— REQUIRED TASK —
Collect every line that includes the string "liquids".

-- Start of GIVEN INFORMATION --

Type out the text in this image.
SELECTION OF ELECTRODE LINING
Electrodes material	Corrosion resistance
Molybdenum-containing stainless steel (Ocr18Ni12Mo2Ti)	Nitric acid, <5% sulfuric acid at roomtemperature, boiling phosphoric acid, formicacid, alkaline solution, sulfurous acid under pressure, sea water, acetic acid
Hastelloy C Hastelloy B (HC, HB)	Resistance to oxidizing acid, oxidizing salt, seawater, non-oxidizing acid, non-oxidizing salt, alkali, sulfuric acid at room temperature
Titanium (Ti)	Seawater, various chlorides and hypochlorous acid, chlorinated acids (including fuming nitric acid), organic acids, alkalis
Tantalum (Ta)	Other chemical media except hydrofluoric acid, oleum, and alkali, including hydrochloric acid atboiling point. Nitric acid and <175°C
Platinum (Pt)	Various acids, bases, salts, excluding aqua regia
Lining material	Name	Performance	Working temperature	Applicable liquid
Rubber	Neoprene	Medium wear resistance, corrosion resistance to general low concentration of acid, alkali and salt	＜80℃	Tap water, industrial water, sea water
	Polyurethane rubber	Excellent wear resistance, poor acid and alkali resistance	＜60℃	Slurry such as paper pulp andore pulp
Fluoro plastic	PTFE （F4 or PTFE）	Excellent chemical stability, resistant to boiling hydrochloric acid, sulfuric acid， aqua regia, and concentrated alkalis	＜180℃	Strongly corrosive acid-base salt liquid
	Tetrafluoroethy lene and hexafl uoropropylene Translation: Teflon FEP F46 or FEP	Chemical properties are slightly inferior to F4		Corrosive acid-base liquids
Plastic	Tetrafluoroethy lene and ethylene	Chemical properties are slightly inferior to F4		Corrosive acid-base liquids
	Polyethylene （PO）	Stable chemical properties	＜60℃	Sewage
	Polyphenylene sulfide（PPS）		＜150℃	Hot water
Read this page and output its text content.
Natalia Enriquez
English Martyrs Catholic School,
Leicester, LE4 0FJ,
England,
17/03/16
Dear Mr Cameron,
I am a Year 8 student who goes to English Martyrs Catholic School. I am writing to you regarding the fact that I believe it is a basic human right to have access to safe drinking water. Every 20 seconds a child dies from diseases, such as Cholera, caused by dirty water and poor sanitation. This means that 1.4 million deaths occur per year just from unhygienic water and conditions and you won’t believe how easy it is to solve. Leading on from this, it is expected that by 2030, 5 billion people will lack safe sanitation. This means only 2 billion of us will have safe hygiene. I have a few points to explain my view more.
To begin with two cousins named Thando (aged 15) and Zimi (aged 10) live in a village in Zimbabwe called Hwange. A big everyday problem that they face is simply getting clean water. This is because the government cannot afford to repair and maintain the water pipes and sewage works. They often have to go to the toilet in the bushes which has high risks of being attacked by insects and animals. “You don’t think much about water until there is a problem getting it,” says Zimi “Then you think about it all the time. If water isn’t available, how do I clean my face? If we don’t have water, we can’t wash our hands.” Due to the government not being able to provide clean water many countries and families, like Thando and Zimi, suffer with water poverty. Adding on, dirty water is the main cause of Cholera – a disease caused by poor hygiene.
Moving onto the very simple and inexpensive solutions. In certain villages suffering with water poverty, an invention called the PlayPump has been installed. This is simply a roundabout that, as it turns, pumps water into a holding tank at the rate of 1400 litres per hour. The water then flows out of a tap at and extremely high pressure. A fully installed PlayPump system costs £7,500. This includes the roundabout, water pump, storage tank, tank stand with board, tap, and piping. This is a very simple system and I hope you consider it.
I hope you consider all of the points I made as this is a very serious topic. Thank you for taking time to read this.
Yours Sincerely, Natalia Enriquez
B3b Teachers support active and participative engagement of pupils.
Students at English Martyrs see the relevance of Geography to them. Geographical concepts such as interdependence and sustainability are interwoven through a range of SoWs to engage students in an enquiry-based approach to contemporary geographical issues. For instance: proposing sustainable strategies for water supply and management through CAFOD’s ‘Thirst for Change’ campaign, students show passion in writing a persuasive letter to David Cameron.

-- End of GIVEN INFORMATION --

— ANSWER BELOW —
	Tetrafluoroethy lene and hexafl uoropropylene Translation: Teflon FEP F46 or FEP	Chemical properties are slightly inferior to F4		Corrosive acid-base liquids
Plastic	Tetrafluoroethy lene and ethylene	Chemical properties are slightly inferior to F4		Corrosive acid-base liquids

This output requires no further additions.